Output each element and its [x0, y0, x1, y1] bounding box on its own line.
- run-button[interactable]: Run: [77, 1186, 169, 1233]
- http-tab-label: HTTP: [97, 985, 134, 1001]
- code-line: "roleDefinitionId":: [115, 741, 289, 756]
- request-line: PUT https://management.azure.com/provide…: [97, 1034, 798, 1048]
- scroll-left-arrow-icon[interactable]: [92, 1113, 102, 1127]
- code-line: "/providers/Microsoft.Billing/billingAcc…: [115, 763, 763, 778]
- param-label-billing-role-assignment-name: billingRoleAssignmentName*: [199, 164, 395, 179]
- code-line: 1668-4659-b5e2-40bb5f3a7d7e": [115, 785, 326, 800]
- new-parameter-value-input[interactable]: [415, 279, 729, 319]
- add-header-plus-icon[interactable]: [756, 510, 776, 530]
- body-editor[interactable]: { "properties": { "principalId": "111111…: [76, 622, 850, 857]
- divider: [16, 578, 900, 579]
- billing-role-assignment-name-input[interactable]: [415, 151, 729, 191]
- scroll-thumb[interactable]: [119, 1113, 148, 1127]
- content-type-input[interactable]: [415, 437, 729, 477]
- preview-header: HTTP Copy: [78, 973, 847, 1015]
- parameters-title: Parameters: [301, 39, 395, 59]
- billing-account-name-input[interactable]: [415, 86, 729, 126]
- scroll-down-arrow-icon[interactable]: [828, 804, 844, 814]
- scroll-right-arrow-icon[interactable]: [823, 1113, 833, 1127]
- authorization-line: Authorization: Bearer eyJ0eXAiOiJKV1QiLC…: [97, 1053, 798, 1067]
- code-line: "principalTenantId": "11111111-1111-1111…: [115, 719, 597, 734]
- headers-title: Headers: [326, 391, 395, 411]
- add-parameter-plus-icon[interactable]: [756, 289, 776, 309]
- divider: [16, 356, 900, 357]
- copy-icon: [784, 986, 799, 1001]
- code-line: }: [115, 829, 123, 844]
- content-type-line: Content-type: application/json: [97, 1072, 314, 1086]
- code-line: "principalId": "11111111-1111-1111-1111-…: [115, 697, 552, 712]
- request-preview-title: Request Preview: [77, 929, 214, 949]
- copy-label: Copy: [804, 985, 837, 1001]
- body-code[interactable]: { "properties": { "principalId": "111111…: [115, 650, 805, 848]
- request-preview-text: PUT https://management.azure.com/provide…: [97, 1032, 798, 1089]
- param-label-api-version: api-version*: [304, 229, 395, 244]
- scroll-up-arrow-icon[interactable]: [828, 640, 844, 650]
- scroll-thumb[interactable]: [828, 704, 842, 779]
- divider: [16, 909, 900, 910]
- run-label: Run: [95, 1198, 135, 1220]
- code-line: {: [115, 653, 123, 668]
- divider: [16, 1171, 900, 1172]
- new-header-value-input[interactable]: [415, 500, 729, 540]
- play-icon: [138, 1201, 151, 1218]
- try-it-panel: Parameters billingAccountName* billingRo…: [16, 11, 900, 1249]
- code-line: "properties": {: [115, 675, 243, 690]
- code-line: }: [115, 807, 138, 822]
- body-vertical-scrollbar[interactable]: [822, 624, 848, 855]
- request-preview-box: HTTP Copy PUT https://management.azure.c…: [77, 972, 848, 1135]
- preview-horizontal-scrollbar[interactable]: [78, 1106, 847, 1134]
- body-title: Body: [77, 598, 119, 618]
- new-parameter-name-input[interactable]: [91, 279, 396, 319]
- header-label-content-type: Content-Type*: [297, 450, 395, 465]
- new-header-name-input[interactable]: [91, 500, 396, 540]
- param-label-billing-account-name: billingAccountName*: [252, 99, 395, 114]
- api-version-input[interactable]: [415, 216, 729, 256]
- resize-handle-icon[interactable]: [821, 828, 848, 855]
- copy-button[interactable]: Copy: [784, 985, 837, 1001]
* * * *
= WHAT THE TASK REQUIRES =
Copy out the lines of the entries above without alteration, beginning with the very first line and continuing through the line that contains "741, 289, 756]", both ends included.

= WORKED ANSWER =
Output each element and its [x0, y0, x1, y1] bounding box on its own line.
- run-button[interactable]: Run: [77, 1186, 169, 1233]
- http-tab-label: HTTP: [97, 985, 134, 1001]
- code-line: "roleDefinitionId":: [115, 741, 289, 756]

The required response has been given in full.